→ SHORT TASK
Lines containing the string "Thanks" are to be counted; report the total by itself.

→ GIVEN ENTRIES

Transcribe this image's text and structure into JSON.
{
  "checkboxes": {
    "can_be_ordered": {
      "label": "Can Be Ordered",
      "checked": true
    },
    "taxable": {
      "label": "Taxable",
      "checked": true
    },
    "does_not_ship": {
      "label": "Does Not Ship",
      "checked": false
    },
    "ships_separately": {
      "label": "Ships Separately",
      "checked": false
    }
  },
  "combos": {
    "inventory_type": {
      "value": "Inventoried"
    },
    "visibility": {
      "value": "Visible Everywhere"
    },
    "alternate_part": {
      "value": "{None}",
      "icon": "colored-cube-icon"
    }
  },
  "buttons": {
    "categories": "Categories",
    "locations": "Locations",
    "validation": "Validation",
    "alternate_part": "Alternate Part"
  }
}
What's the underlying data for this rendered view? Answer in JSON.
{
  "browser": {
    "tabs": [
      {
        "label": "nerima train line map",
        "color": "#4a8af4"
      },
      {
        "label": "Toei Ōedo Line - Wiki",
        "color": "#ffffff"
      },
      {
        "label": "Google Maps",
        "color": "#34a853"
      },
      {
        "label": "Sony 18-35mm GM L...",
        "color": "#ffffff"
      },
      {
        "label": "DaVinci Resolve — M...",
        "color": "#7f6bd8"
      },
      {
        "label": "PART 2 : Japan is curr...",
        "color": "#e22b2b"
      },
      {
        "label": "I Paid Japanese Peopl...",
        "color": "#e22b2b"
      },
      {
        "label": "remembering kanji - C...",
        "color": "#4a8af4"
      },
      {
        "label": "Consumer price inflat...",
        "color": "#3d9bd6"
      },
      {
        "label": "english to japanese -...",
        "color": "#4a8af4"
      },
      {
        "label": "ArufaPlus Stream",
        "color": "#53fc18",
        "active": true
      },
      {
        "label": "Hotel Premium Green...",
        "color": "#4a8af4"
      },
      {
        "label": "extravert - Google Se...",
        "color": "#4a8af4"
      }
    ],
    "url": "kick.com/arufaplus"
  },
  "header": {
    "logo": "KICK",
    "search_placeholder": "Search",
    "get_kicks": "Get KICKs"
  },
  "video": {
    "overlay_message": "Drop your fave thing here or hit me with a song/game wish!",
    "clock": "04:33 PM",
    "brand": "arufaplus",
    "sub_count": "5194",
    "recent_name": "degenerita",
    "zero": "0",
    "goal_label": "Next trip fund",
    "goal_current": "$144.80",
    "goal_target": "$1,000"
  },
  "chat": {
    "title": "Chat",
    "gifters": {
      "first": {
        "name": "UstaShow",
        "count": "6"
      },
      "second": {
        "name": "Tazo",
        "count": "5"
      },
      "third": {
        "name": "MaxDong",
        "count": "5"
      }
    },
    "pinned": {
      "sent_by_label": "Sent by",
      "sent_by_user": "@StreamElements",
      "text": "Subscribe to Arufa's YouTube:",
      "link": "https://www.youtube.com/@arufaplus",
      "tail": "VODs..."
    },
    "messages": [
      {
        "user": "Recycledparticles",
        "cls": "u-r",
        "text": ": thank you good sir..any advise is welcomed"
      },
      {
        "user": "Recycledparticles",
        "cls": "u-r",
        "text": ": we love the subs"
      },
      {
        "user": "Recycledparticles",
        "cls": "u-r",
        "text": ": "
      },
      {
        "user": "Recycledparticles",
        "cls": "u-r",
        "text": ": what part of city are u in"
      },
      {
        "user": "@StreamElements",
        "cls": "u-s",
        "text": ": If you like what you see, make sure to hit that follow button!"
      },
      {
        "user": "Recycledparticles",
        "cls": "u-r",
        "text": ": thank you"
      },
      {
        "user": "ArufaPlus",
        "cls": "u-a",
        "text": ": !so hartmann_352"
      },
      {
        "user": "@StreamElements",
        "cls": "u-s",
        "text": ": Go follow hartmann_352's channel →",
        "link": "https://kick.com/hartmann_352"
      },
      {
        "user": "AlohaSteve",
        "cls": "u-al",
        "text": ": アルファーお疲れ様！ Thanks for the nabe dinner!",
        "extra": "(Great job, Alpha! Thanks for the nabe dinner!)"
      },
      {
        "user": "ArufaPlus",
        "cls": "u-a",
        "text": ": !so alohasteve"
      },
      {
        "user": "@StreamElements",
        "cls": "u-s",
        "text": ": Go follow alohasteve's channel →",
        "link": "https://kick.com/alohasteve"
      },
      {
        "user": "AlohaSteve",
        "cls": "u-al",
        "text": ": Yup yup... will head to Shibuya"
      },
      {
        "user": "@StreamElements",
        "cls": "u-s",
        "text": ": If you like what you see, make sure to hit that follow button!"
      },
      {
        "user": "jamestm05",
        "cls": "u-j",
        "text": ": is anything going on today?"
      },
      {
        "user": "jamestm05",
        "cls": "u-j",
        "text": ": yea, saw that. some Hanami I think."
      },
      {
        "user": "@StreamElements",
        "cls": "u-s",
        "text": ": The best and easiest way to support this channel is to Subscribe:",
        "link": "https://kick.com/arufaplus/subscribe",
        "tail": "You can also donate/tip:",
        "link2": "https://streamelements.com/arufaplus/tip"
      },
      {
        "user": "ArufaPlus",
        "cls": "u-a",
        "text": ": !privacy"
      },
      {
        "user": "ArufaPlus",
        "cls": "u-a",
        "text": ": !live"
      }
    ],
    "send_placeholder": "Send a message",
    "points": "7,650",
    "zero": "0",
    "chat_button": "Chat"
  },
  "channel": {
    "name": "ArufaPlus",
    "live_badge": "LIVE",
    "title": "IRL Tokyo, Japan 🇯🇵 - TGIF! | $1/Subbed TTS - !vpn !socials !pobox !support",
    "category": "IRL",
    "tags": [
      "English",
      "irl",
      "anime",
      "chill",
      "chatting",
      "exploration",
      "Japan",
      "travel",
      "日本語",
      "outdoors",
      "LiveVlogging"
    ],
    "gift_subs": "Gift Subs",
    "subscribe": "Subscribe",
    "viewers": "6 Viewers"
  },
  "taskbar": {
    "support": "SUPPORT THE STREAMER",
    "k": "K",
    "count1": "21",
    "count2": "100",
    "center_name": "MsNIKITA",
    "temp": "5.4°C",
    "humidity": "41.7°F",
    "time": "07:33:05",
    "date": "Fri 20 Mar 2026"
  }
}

→ ANSWER TO THIS PROBLEM
2